-- Exercise goal --
Where a line of the listing below includes the word "this", reproduce that line.

-- Records for the task --

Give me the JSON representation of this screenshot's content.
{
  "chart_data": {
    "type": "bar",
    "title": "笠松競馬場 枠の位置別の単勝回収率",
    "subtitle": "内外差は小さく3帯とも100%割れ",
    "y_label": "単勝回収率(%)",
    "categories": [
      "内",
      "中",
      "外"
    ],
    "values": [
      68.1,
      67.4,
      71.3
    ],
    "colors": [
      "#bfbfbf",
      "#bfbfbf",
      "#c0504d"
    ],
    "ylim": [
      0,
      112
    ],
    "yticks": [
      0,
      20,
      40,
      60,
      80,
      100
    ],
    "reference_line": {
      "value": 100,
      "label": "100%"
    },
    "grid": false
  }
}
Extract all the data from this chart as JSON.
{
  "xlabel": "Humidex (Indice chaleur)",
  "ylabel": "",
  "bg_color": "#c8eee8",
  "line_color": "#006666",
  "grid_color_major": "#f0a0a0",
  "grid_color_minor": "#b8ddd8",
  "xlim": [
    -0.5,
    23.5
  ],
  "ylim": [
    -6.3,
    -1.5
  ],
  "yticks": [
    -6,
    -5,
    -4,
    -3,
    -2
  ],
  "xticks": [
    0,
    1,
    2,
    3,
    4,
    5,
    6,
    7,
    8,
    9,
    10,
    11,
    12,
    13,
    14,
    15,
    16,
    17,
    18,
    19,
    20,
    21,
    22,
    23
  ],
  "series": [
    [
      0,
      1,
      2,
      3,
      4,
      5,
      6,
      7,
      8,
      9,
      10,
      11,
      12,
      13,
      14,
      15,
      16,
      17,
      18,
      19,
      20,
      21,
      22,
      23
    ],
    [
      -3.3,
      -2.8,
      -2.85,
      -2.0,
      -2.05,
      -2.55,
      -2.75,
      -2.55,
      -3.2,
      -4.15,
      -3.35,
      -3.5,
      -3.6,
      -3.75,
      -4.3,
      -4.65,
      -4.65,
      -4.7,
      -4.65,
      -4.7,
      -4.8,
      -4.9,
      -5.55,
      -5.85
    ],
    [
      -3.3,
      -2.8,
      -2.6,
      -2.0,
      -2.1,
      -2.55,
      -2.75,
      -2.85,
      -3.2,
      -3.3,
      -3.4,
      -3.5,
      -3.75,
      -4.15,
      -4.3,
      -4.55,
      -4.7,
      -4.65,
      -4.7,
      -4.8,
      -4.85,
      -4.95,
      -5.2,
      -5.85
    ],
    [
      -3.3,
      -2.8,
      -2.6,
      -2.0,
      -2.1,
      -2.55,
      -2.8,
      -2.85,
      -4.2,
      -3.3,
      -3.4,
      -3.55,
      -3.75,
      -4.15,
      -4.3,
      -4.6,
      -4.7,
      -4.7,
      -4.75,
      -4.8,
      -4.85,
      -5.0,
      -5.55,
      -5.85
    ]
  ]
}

-- Response --
Give me the JSON representation of this screenshot's content.
Extract all the data from this chart as JSON.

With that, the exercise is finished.